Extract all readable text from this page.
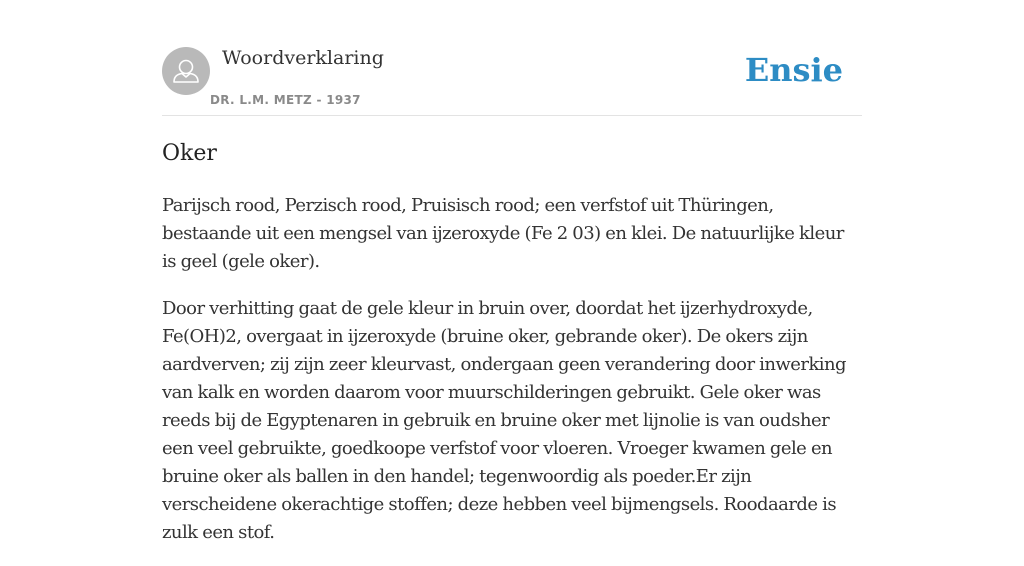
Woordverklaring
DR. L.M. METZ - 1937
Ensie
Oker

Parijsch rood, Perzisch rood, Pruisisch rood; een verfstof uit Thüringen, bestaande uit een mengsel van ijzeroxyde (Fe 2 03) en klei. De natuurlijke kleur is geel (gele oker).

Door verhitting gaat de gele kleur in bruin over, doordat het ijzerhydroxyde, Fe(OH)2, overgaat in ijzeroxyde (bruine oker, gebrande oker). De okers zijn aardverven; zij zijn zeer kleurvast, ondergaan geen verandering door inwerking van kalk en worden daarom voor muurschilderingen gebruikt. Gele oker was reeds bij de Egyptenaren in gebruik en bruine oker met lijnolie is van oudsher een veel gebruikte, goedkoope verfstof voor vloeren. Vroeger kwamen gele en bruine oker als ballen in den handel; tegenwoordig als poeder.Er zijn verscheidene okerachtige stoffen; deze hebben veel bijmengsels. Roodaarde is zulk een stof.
+ + +
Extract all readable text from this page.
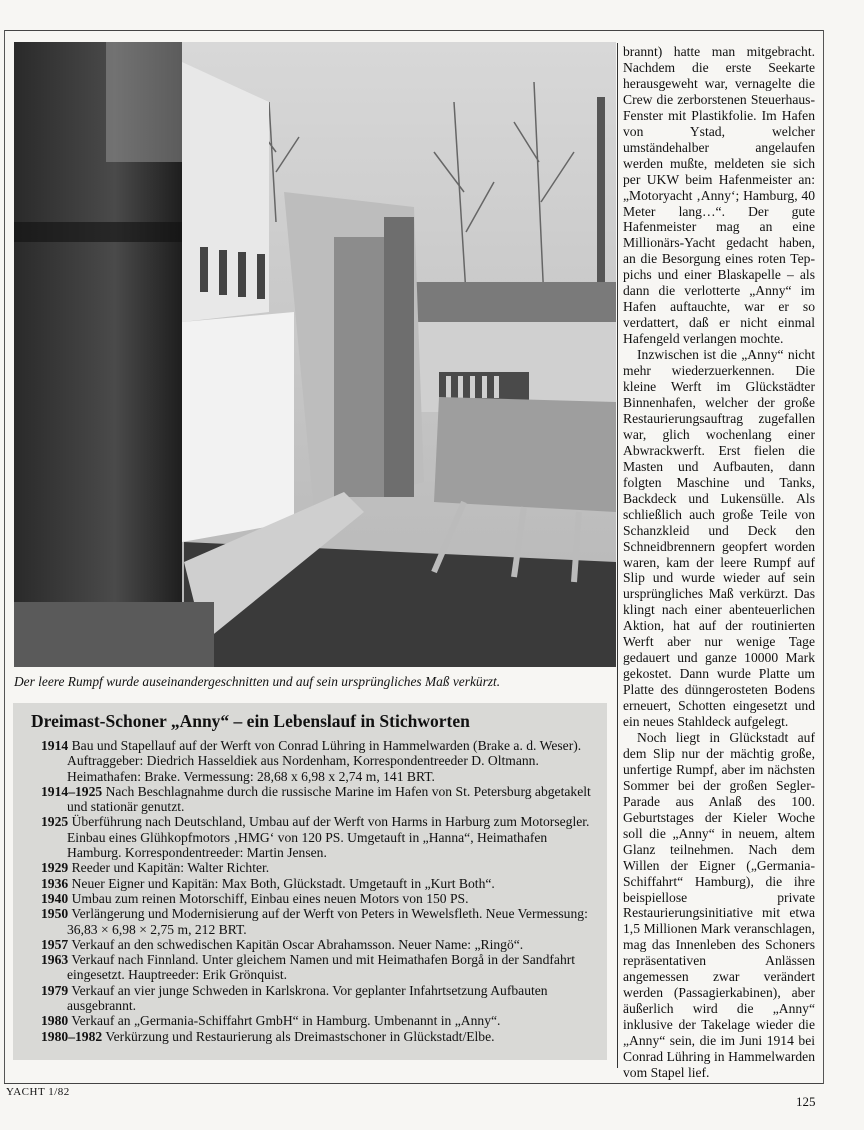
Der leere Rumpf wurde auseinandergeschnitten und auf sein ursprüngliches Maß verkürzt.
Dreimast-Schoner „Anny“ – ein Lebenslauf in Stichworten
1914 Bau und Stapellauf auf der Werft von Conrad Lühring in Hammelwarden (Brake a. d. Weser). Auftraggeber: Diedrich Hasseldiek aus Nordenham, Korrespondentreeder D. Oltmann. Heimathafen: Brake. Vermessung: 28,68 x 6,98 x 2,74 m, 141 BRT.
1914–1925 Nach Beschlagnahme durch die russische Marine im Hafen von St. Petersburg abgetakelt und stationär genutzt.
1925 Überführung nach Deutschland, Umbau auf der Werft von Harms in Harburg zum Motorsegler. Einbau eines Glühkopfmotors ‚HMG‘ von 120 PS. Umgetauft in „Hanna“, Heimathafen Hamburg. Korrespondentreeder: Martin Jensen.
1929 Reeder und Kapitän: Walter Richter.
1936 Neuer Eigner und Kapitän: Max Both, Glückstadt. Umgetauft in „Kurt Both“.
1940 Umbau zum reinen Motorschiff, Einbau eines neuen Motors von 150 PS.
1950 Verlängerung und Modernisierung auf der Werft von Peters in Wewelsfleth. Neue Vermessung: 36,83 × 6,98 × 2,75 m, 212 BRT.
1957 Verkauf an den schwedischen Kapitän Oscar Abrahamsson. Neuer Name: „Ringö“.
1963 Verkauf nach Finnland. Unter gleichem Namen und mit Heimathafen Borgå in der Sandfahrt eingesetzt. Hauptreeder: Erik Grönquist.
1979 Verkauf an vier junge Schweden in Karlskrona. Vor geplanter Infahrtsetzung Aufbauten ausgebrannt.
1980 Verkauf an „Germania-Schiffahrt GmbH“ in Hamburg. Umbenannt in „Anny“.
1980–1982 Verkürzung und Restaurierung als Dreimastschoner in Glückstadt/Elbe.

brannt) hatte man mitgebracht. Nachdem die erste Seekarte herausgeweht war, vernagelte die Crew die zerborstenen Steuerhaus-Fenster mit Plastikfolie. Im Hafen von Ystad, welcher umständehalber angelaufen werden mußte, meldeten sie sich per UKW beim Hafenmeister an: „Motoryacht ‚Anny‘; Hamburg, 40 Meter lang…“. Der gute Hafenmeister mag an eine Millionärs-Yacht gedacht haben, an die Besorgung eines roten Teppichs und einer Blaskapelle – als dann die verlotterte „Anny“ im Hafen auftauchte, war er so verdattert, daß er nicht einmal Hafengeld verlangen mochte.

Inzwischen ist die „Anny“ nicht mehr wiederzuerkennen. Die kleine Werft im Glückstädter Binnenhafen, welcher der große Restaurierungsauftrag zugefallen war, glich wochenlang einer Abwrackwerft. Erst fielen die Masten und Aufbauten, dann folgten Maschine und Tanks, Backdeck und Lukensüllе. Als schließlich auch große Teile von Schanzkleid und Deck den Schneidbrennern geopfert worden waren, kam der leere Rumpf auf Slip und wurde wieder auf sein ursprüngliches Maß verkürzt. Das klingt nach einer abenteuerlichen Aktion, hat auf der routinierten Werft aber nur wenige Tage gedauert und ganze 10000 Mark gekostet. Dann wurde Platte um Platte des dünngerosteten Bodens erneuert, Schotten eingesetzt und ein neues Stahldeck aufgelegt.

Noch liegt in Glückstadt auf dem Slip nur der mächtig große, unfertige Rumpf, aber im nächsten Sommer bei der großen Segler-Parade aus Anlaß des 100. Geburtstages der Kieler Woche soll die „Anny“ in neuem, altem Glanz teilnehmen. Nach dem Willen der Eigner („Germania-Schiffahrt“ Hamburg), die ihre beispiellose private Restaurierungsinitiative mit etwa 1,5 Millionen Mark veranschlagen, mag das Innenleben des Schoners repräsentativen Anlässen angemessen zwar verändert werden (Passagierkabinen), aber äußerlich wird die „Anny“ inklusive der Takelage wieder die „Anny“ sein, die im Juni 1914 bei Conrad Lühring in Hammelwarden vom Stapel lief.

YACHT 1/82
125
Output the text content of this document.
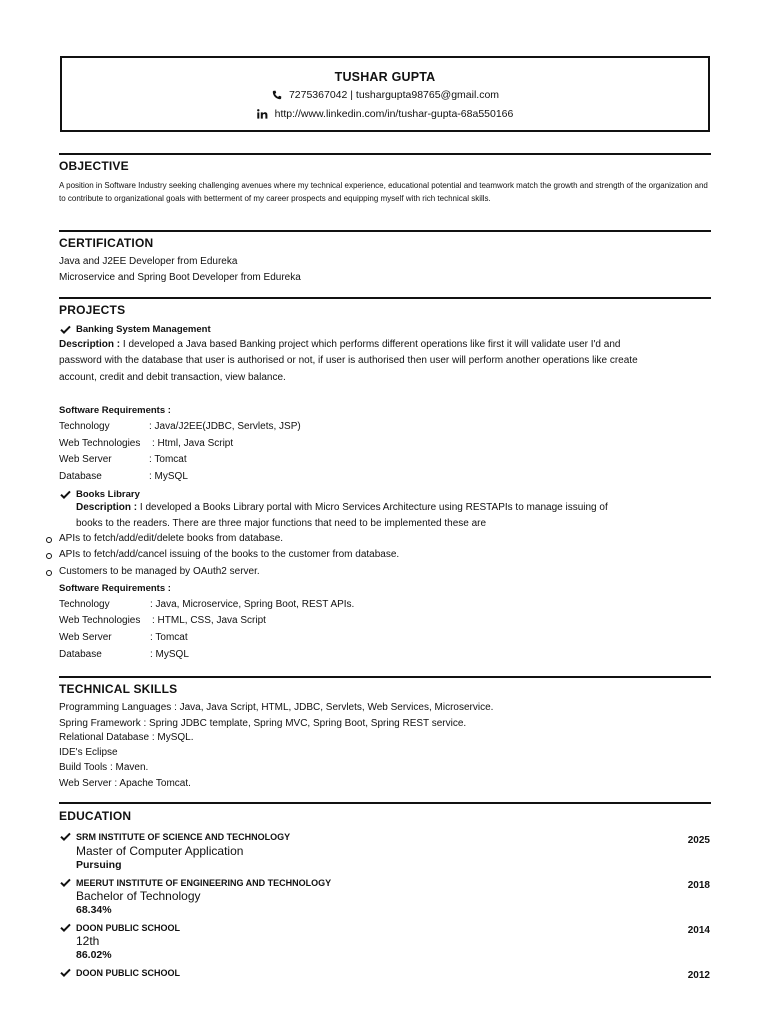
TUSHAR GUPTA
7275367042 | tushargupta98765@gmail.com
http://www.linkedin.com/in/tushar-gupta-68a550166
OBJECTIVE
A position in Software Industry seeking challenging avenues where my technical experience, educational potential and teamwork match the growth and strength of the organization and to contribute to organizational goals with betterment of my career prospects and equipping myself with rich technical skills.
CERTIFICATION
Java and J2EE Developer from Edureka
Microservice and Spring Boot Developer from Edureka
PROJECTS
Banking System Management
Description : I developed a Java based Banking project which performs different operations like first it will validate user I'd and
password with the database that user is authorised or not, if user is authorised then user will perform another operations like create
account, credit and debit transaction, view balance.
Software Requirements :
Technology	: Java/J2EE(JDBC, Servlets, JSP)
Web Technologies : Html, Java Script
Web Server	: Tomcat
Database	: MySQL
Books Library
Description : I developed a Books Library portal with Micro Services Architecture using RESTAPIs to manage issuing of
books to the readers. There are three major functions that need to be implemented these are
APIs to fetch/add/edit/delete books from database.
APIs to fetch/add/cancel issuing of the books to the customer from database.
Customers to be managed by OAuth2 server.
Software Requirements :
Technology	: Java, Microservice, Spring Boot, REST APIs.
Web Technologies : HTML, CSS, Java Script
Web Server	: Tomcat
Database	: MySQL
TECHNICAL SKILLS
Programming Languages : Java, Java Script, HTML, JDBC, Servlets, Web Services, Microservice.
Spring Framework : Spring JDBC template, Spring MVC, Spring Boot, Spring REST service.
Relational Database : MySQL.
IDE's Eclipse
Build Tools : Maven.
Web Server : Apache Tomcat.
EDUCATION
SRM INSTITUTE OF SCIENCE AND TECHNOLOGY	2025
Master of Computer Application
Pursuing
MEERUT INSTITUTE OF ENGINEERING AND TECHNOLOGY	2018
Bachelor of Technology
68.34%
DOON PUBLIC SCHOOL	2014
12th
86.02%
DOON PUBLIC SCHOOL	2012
+ + +
◆ PROBLEM DETAILS ◆
Copy out each line of the records where the string "Services" appears.

◆ THE ANSWER ◆
Description : I developed a Books Library portal with Micro Services Architecture using RESTAPIs to manage issuing of
Programming Languages : Java, Java Script, HTML, JDBC, Servlets, Web Services, Microservice.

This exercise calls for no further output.